++++ Material to process

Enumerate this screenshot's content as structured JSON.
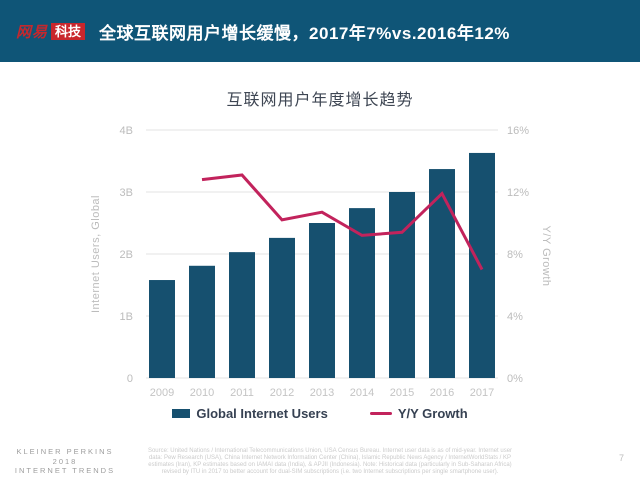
{
  "header": {
    "logo_netease": "网易",
    "logo_tech": "科技",
    "title": "全球互联网用户增长缓慢，2017年7%vs.2016年12%",
    "bg_color": "#0F5577",
    "logo_red": "#C9262C",
    "logo_text_red": "#C4282D"
  },
  "chart_data": {
    "type": "bar+line",
    "title": "互联网用户年度增长趋势",
    "categories": [
      "2009",
      "2010",
      "2011",
      "2012",
      "2013",
      "2014",
      "2015",
      "2016",
      "2017"
    ],
    "series": [
      {
        "name": "Global Internet Users",
        "type": "bar",
        "axis": "left",
        "unit": "B",
        "color": "#16506F",
        "values": [
          1.58,
          1.81,
          2.03,
          2.26,
          2.5,
          2.74,
          3.0,
          3.37,
          3.63
        ]
      },
      {
        "name": "Y/Y Growth",
        "type": "line",
        "axis": "right",
        "unit": "%",
        "color": "#C2235C",
        "values": [
          null,
          12.8,
          13.1,
          10.2,
          10.7,
          9.2,
          9.4,
          11.9,
          7.0
        ]
      }
    ],
    "left_axis": {
      "label": "Internet Users, Global",
      "min": 0,
      "max": 4,
      "ticks": [
        "4B",
        "3B",
        "2B",
        "1B",
        "0"
      ]
    },
    "right_axis": {
      "label": "Y/Y Growth",
      "min": 0,
      "max": 16,
      "ticks": [
        "16%",
        "12%",
        "8%",
        "4%",
        "0%"
      ]
    },
    "grid": true,
    "legend_position": "bottom",
    "colors": {
      "grid": "#E3E3E3",
      "tick_text": "#BCBCBC",
      "x_tick_text": "#C4C4C4"
    }
  },
  "footer": {
    "brand_lines": [
      "KLEINER PERKINS",
      "2018",
      "INTERNET TRENDS"
    ],
    "source_lines": [
      "Source: United Nations / International Telecommunications Union, USA Census Bureau. Internet user data is as of mid-year. Internet user",
      "data: Pew Research (USA), China Internet Network Information Center (China), Islamic Republic News Agency / InternetWorldStats / KP",
      "estimates (Iran), KP estimates based on IAMAI data (India), & APJII (Indonesia). Note: Historical data (particularly in Sub-Saharan Africa)",
      "revised by ITU in 2017 to better account for dual-SIM subscriptions (i.e. two Internet subscriptions per single smartphone user)."
    ],
    "page_number": "7"
  }
}
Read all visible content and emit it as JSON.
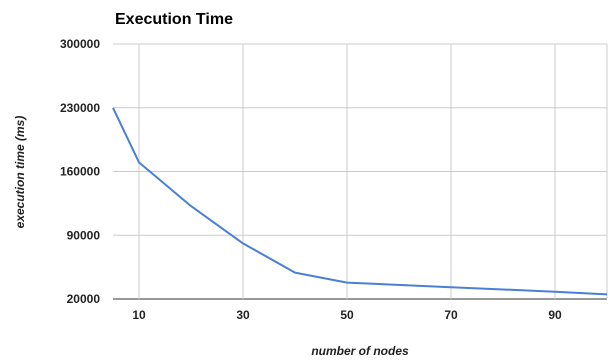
{
  "chart_data": {
    "type": "line",
    "title": "Execution Time",
    "xlabel": "number of nodes",
    "ylabel": "execution time (ms)",
    "xlim": [
      5,
      100
    ],
    "ylim": [
      20000,
      300000
    ],
    "x_ticks": [
      10,
      30,
      50,
      70,
      90
    ],
    "y_ticks": [
      20000,
      90000,
      160000,
      230000,
      300000
    ],
    "x_tick_labels": [
      "10",
      "30",
      "50",
      "70",
      "90"
    ],
    "y_tick_labels": [
      "20000",
      "90000",
      "160000",
      "230000",
      "300000"
    ],
    "grid": true,
    "legend": "none",
    "series": [
      {
        "color": "#4a7fd4",
        "x": [
          5,
          10,
          20,
          30,
          40,
          50,
          70,
          90,
          100
        ],
        "y": [
          230000,
          170000,
          122000,
          81000,
          49000,
          38000,
          33000,
          28000,
          25000
        ]
      }
    ]
  }
}
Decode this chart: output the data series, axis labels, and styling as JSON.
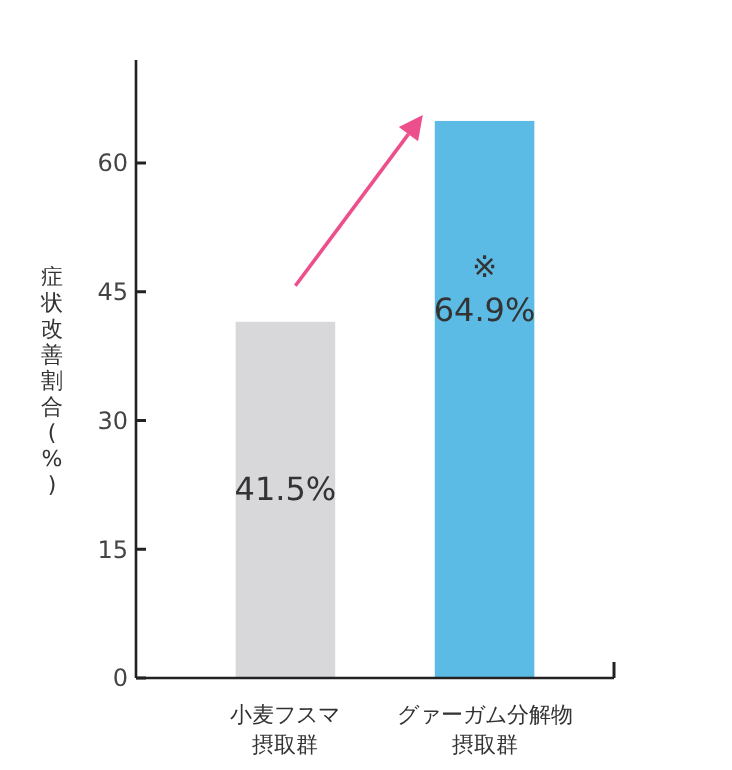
{
  "chart_data": {
    "type": "bar",
    "ylabel": "症状改善割合(%)",
    "categories": [
      "小麦フスマ摂取群",
      "グァーガム分解物摂取群"
    ],
    "values": [
      41.5,
      64.9
    ],
    "colors": [
      "#d8d8da",
      "#5bbbe4"
    ],
    "value_labels": [
      "41.5%",
      "64.9%"
    ],
    "annotations": [
      "※"
    ],
    "ylim": [
      0,
      72
    ],
    "yticks": [
      0,
      15,
      30,
      45,
      60
    ],
    "grid": false
  }
}
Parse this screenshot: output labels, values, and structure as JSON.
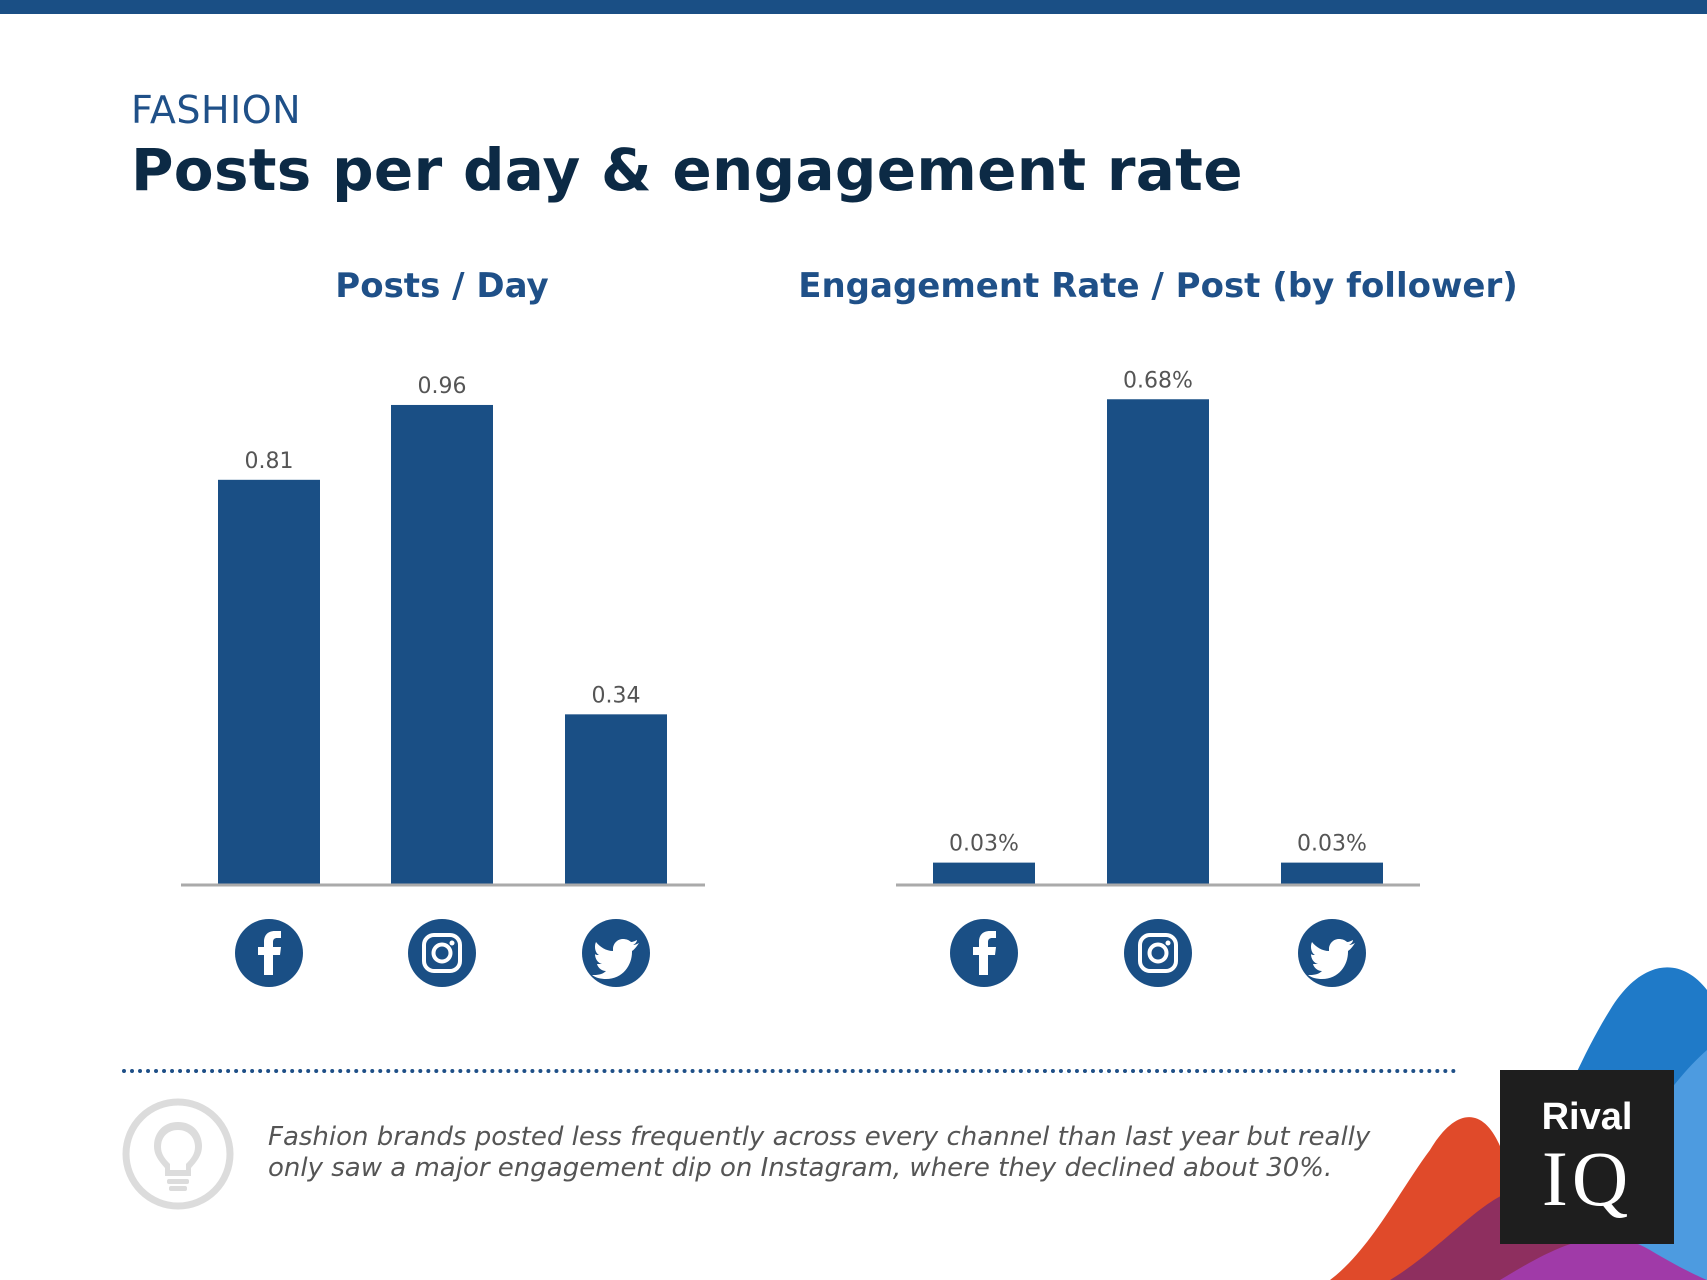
{
  "header": {
    "eyebrow": "FASHION",
    "title": "Posts per day & engagement rate"
  },
  "colors": {
    "bar": "#1a4f85",
    "accent": "#1f5088",
    "title": "#0c2a45",
    "text_muted": "#555555",
    "axis": "#aaaaaa"
  },
  "chart_data": [
    {
      "type": "bar",
      "title": "Posts / Day",
      "categories": [
        "Facebook",
        "Instagram",
        "Twitter"
      ],
      "category_icons": [
        "facebook-icon",
        "instagram-icon",
        "twitter-icon"
      ],
      "values": [
        0.81,
        0.96,
        0.34
      ],
      "value_labels": [
        "0.81",
        "0.96",
        "0.34"
      ],
      "ylim": [
        0,
        1.0
      ],
      "xlabel": "",
      "ylabel": "",
      "grid": false
    },
    {
      "type": "bar",
      "title": "Engagement Rate / Post (by follower)",
      "categories": [
        "Facebook",
        "Instagram",
        "Twitter"
      ],
      "category_icons": [
        "facebook-icon",
        "instagram-icon",
        "twitter-icon"
      ],
      "values": [
        0.03,
        0.68,
        0.03
      ],
      "value_labels": [
        "0.03%",
        "0.68%",
        "0.03%"
      ],
      "ylim": [
        0,
        0.7
      ],
      "xlabel": "",
      "ylabel": "",
      "grid": false
    }
  ],
  "insight": {
    "text": "Fashion brands posted less frequently across every channel than last year but really only saw a major engagement dip on Instagram, where they declined about 30%.",
    "icon": "lightbulb-icon"
  },
  "logo": {
    "line1": "Rival",
    "line2": "IQ"
  }
}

++++++++

=== Written exercise ===
Omit the pictures. Transcribe every record exactly.

=== Response ===
Enumerate this screenshot's content as structured JSON.
{
  "header": {
    "logo_netease": "网易",
    "logo_tech": "科技",
    "title": "全球互联网用户增长缓慢，2017年7%vs.2016年12%",
    "bg_color": "#0F5577",
    "logo_red": "#C9262C",
    "logo_text_red": "#C4282D"
  },
  "chart_data": {
    "type": "bar+line",
    "title": "互联网用户年度增长趋势",
    "categories": [
      "2009",
      "2010",
      "2011",
      "2012",
      "2013",
      "2014",
      "2015",
      "2016",
      "2017"
    ],
    "series": [
      {
        "name": "Global Internet Users",
        "type": "bar",
        "axis": "left",
        "unit": "B",
        "color": "#16506F",
        "values": [
          1.58,
          1.81,
          2.03,
          2.26,
          2.5,
          2.74,
          3.0,
          3.37,
          3.63
        ]
      },
      {
        "name": "Y/Y Growth",
        "type": "line",
        "axis": "right",
        "unit": "%",
        "color": "#C2235C",
        "values": [
          null,
          12.8,
          13.1,
          10.2,
          10.7,
          9.2,
          9.4,
          11.9,
          7.0
        ]
      }
    ],
    "left_axis": {
      "label": "Internet Users, Global",
      "min": 0,
      "max": 4,
      "ticks": [
        "4B",
        "3B",
        "2B",
        "1B",
        "0"
      ]
    },
    "right_axis": {
      "label": "Y/Y Growth",
      "min": 0,
      "max": 16,
      "ticks": [
        "16%",
        "12%",
        "8%",
        "4%",
        "0%"
      ]
    },
    "grid": true,
    "legend_position": "bottom",
    "colors": {
      "grid": "#E3E3E3",
      "tick_text": "#BCBCBC",
      "x_tick_text": "#C4C4C4"
    }
  },
  "footer": {
    "brand_lines": [
      "KLEINER PERKINS",
      "2018",
      "INTERNET TRENDS"
    ],
    "source_lines": [
      "Source: United Nations / International Telecommunications Union, USA Census Bureau. Internet user data is as of mid-year. Internet user",
      "data: Pew Research (USA), China Internet Network Information Center (China), Islamic Republic News Agency / InternetWorldStats / KP",
      "estimates (Iran), KP estimates based on IAMAI data (India), & APJII (Indonesia). Note: Historical data (particularly in Sub-Saharan Africa)",
      "revised by ITU in 2017 to better account for dual-SIM subscriptions (i.e. two Internet subscriptions per single smartphone user)."
    ],
    "page_number": "7"
  }
}
Read all visible content and emit it as JSON.
{
  "chart_data": {
    "type": "line",
    "title": "Execution Time",
    "xlabel": "number of nodes",
    "ylabel": "execution time (ms)",
    "xlim": [
      5,
      100
    ],
    "ylim": [
      20000,
      300000
    ],
    "x_ticks": [
      10,
      30,
      50,
      70,
      90
    ],
    "y_ticks": [
      20000,
      90000,
      160000,
      230000,
      300000
    ],
    "x_tick_labels": [
      "10",
      "30",
      "50",
      "70",
      "90"
    ],
    "y_tick_labels": [
      "20000",
      "90000",
      "160000",
      "230000",
      "300000"
    ],
    "grid": true,
    "legend": "none",
    "series": [
      {
        "color": "#4a7fd4",
        "x": [
          5,
          10,
          20,
          30,
          40,
          50,
          70,
          90,
          100
        ],
        "y": [
          230000,
          170000,
          122000,
          81000,
          49000,
          38000,
          33000,
          28000,
          25000
        ]
      }
    ]
  }
}
Decode this chart: output the data series, axis labels, and styling as JSON.
{
  "chart_data": {
    "type": "bar",
    "ylabel": "症状改善割合(%)",
    "categories": [
      "小麦フスマ摂取群",
      "グァーガム分解物摂取群"
    ],
    "values": [
      41.5,
      64.9
    ],
    "colors": [
      "#d8d8da",
      "#5bbbe4"
    ],
    "value_labels": [
      "41.5%",
      "64.9%"
    ],
    "annotations": [
      "※"
    ],
    "ylim": [
      0,
      72
    ],
    "yticks": [
      0,
      15,
      30,
      45,
      60
    ],
    "grid": false
  }
}
Parse this screenshot: output labels, values, and structure as JSON.
{
  "header": {
    "eyebrow": "FASHION",
    "title": "Posts per day & engagement rate"
  },
  "colors": {
    "bar": "#1a4f85",
    "accent": "#1f5088",
    "title": "#0c2a45",
    "text_muted": "#555555",
    "axis": "#aaaaaa"
  },
  "chart_data": [
    {
      "type": "bar",
      "title": "Posts / Day",
      "categories": [
        "Facebook",
        "Instagram",
        "Twitter"
      ],
      "category_icons": [
        "facebook-icon",
        "instagram-icon",
        "twitter-icon"
      ],
      "values": [
        0.81,
        0.96,
        0.34
      ],
      "value_labels": [
        "0.81",
        "0.96",
        "0.34"
      ],
      "ylim": [
        0,
        1.0
      ],
      "xlabel": "",
      "ylabel": "",
      "grid": false
    },
    {
      "type": "bar",
      "title": "Engagement Rate / Post (by follower)",
      "categories": [
        "Facebook",
        "Instagram",
        "Twitter"
      ],
      "category_icons": [
        "facebook-icon",
        "instagram-icon",
        "twitter-icon"
      ],
      "values": [
        0.03,
        0.68,
        0.03
      ],
      "value_labels": [
        "0.03%",
        "0.68%",
        "0.03%"
      ],
      "ylim": [
        0,
        0.7
      ],
      "xlabel": "",
      "ylabel": "",
      "grid": false
    }
  ],
  "insight": {
    "text": "Fashion brands posted less frequently across every channel than last year but really only saw a major engagement dip on Instagram, where they declined about 30%.",
    "icon": "lightbulb-icon"
  },
  "logo": {
    "line1": "Rival",
    "line2": "IQ"
  }
}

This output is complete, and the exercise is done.